• _TASK INPUTS_:
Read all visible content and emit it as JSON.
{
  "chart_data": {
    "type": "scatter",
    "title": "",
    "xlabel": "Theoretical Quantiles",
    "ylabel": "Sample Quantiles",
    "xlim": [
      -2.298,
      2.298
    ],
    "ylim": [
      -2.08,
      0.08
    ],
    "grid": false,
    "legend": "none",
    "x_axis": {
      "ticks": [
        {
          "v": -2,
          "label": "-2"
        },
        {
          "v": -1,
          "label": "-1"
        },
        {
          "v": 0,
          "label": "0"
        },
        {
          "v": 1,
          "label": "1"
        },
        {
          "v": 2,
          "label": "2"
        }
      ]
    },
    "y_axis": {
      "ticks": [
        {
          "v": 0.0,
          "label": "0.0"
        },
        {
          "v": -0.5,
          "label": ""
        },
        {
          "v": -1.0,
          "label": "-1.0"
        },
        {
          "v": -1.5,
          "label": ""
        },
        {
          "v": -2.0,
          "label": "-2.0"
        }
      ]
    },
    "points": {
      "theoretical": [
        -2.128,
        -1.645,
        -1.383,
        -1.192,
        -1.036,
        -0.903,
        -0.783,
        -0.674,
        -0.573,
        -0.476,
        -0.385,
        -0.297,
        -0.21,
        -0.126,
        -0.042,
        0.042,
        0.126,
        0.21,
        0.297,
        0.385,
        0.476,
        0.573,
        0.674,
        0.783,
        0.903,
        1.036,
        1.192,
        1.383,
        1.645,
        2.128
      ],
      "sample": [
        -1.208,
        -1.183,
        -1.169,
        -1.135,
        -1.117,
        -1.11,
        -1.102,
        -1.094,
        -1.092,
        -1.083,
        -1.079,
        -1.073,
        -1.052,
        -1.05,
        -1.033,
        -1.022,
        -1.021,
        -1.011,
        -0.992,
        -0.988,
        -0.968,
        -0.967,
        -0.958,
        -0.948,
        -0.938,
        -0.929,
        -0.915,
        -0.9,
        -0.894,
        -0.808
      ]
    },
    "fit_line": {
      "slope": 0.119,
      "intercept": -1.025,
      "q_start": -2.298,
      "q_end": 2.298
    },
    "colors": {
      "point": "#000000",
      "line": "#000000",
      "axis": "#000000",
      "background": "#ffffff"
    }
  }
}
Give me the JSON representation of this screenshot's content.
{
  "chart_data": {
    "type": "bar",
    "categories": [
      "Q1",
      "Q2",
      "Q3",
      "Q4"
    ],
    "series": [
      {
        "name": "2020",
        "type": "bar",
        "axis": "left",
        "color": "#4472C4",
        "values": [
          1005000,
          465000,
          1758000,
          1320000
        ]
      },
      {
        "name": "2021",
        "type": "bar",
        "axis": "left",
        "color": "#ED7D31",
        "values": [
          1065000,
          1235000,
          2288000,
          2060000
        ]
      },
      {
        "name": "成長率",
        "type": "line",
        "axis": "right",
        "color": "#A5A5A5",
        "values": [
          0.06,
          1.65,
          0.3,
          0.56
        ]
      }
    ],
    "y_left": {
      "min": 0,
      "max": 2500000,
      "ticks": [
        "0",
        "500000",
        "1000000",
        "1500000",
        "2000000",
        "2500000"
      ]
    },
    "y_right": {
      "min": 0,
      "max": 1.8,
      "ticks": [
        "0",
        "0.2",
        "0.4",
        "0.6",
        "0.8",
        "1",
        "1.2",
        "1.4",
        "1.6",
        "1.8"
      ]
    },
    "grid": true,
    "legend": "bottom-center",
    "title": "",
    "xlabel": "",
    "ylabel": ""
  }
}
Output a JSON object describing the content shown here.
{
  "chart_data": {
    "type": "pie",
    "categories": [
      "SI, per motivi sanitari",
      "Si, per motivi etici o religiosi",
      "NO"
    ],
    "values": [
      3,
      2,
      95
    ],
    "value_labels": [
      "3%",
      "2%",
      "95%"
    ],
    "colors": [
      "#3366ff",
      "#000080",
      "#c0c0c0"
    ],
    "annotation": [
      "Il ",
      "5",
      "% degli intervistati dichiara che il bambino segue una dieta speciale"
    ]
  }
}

• _GOAL OF THE EXERCISE_: Pull out each line holding the string "xlabel".

• _THE SOLUTION_:
    "xlabel": "Theoretical Quantiles",
    "xlabel": "",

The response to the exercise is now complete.